* [Brief 1] In the text on Facebook Ads bidding strategies, which bid strategy is the default choice for lowest cost ads?
* [Brief 2] Decide whether each statement agrees with the text on Facebook Ads bidding strategies, answering yes or no and quoting the words that decide it: (a) Manual bidding is one of the three primary categories for bidding options. (b) The two spend-based bid strategies are both manual. (c) The lowest cost option can lead to lower click-through rates.

* [Document excerpt]

The Differences Between Facebook Ad Bidding Strategies
A common question for marketers who are just starting out is how to bid on Facebook Ads. Knowing the differences between each bidding strategy will help you optimize your costs for your chosen strategy and objective. The truth is, the right bid strategy can help local businesses compete with larger competitors and still produce great results. Here’s a breakdown of Facebook Ads bidding for small businesses.
The right bidding strategy can help small businesses compete with the larger companies that have deeper pockets.
There are three primary categories for bidding options.
Spend-based bidding
Goal-based bidding
Manual bidding
Each of these categories should be chosen based off of your ad’s performance goal and primary KPI. Whatever you base the success of your ad off of is what should determine the bidding strategy you choose.
Spend-Based Bidding
This categorizes two bid strategies - both of which are automated.
Maximum results
Maximum conversion value
Maximum results is the default choice for lowest cost ads. If you have never changed the bidding strategy for your ads, this is the strategy you automatically chose. This strategy is meant to produce the most amount of results for your budget. This strategy is best used when you are looking to drive the most amount of volume and are not as particular about your performance metrics.
The lowest cost option can also lead to higher costs per action, lower click-through-rates, and a decrease in performance metrics. If you are not concerned about customer acquisition cost, this option is for you.

* [Extracted data]
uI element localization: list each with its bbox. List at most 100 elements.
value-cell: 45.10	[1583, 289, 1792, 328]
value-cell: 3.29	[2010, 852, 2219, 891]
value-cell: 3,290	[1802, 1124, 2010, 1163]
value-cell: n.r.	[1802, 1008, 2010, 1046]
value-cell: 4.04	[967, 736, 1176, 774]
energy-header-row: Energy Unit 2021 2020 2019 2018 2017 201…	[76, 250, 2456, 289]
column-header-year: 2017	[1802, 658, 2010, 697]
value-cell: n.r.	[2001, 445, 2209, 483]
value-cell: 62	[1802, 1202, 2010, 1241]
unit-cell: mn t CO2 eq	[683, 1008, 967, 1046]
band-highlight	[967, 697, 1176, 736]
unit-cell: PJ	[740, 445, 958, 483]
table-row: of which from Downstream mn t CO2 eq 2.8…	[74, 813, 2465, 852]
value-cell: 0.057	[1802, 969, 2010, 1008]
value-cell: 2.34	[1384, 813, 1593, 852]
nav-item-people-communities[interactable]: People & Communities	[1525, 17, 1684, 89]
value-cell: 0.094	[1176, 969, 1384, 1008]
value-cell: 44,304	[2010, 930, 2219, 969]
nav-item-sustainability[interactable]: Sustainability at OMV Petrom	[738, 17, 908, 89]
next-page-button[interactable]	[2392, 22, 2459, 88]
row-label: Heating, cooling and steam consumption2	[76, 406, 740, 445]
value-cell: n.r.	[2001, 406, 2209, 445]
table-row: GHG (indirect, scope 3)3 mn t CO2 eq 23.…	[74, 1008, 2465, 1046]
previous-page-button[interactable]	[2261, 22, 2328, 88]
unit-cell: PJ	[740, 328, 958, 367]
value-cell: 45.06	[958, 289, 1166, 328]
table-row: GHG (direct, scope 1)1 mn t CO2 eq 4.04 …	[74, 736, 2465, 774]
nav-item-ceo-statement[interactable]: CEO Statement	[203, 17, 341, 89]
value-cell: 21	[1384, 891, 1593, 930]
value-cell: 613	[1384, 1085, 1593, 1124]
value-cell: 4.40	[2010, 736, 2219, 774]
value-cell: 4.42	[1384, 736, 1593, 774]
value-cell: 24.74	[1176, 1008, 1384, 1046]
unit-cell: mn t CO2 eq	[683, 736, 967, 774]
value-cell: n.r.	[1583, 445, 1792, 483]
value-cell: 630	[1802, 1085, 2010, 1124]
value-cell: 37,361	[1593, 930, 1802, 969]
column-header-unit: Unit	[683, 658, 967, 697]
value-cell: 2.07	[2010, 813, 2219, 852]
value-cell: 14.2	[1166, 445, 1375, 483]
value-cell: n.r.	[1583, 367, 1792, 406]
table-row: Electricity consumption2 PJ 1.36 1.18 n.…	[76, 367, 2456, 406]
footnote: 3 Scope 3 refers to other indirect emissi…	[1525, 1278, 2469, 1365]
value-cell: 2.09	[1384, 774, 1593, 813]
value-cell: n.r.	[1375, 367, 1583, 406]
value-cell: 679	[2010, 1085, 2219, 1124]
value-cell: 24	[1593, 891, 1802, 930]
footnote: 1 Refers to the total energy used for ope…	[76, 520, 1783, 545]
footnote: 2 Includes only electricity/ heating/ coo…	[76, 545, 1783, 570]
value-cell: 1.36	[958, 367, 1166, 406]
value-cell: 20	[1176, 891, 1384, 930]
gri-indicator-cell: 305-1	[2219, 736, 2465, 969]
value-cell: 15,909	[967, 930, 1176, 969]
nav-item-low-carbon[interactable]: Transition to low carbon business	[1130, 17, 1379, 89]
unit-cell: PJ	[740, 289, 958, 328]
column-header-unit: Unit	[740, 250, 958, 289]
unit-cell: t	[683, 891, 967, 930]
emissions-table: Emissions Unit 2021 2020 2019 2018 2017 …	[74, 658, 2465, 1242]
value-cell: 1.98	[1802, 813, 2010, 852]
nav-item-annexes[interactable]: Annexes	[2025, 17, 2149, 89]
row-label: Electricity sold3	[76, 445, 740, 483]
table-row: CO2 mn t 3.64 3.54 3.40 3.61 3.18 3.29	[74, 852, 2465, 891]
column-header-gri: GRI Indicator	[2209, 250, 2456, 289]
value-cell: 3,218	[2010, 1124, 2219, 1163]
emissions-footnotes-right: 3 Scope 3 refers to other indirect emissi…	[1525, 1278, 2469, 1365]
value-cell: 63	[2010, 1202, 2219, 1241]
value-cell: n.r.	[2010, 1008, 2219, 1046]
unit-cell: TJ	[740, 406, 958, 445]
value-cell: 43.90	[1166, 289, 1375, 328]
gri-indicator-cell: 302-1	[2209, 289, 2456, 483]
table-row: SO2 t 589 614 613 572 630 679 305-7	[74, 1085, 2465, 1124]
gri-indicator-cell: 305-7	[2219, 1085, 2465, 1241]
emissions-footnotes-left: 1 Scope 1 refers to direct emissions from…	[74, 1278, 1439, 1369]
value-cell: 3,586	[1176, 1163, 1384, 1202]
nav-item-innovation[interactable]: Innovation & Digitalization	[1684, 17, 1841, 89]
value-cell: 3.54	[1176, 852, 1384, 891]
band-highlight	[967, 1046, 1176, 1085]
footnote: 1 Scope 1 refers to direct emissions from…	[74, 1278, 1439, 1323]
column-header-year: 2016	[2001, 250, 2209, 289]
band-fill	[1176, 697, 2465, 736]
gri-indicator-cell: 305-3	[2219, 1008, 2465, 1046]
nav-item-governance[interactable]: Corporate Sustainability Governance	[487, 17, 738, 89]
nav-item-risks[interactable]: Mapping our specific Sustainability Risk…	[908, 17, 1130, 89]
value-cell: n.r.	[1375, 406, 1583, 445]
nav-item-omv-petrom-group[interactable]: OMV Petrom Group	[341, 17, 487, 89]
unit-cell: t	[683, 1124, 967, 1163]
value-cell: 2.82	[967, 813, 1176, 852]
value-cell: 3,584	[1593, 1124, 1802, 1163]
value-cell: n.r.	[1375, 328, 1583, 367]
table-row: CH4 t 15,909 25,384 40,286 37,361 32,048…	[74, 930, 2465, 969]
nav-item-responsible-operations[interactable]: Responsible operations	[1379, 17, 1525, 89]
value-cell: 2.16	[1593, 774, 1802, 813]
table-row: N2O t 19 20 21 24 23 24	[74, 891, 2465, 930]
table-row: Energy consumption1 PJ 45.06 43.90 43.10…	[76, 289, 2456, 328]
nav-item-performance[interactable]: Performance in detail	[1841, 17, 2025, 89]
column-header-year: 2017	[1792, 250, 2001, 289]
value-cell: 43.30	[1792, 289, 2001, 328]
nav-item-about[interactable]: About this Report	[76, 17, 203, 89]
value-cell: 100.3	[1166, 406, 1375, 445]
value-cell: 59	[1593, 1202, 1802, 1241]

* [Task solution 1] Maximum results

* [Task solution 2]
(a) Yes: "There are three primary categories for bidding options." The list includes "Manual bidding".
(b) No: "This categorizes two bid strategies - both of which are automated."
(c) Yes: "The lowest cost option can also lead to higher costs per action, lower click-through-rates, and a decrease in performance metrics."